SHORT TASK | Please quote every line word for word.

** Start PROVIDED DATA **

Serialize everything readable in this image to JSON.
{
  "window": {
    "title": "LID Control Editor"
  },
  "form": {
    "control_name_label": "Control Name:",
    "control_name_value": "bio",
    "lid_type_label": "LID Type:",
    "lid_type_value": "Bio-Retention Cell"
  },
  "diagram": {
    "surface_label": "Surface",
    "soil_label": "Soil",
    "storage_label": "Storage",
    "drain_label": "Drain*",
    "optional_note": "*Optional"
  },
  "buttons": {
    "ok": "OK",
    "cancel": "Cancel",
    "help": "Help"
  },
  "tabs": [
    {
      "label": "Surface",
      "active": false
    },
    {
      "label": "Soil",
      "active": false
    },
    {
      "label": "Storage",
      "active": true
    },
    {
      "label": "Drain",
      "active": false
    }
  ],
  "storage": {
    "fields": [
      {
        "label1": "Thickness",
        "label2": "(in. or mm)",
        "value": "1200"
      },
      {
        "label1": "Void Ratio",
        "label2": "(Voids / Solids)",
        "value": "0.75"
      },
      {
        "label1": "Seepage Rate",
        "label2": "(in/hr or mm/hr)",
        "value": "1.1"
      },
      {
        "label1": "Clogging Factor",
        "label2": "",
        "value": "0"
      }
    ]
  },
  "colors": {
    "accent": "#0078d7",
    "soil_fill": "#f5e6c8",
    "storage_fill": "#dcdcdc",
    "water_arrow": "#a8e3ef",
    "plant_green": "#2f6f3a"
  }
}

** End PROVIDED DATA **

REPLY TO THE EXERCISE |
Serialize everything readable in this image to JSON.
{
  "window": {
    "title": "LID Control Editor"
  },
  "form": {
    "control_name_label": "Control Name:",
    "control_name_value": "bio",
    "lid_type_label": "LID Type:",
    "lid_type_value": "Bio-Retention Cell"
  },
  "diagram": {
    "surface_label": "Surface",
    "soil_label": "Soil",
    "storage_label": "Storage",
    "drain_label": "Drain*",
    "optional_note": "*Optional"
  },
  "buttons": {
    "ok": "OK",
    "cancel": "Cancel",
    "help": "Help"
  },
  "tabs": [
    {
      "label": "Surface",
      "active": false
    },
    {
      "label": "Soil",
      "active": false
    },
    {
      "label": "Storage",
      "active": true
    },
    {
      "label": "Drain",
      "active": false
    }
  ],
  "storage": {
    "fields": [
      {
        "label1": "Thickness",
        "label2": "(in. or mm)",
        "value": "1200"
      },
      {
        "label1": "Void Ratio",
        "label2": "(Voids / Solids)",
        "value": "0.75"
      },
      {
        "label1": "Seepage Rate",
        "label2": "(in/hr or mm/hr)",
        "value": "1.1"
      },
      {
        "label1": "Clogging Factor",
        "label2": "",
        "value": "0"
      }
    ]
  },
  "colors": {
    "accent": "#0078d7",
    "soil_fill": "#f5e6c8",
    "storage_fill": "#dcdcdc",
    "water_arrow": "#a8e3ef",
    "plant_green": "#2f6f3a"
  }
}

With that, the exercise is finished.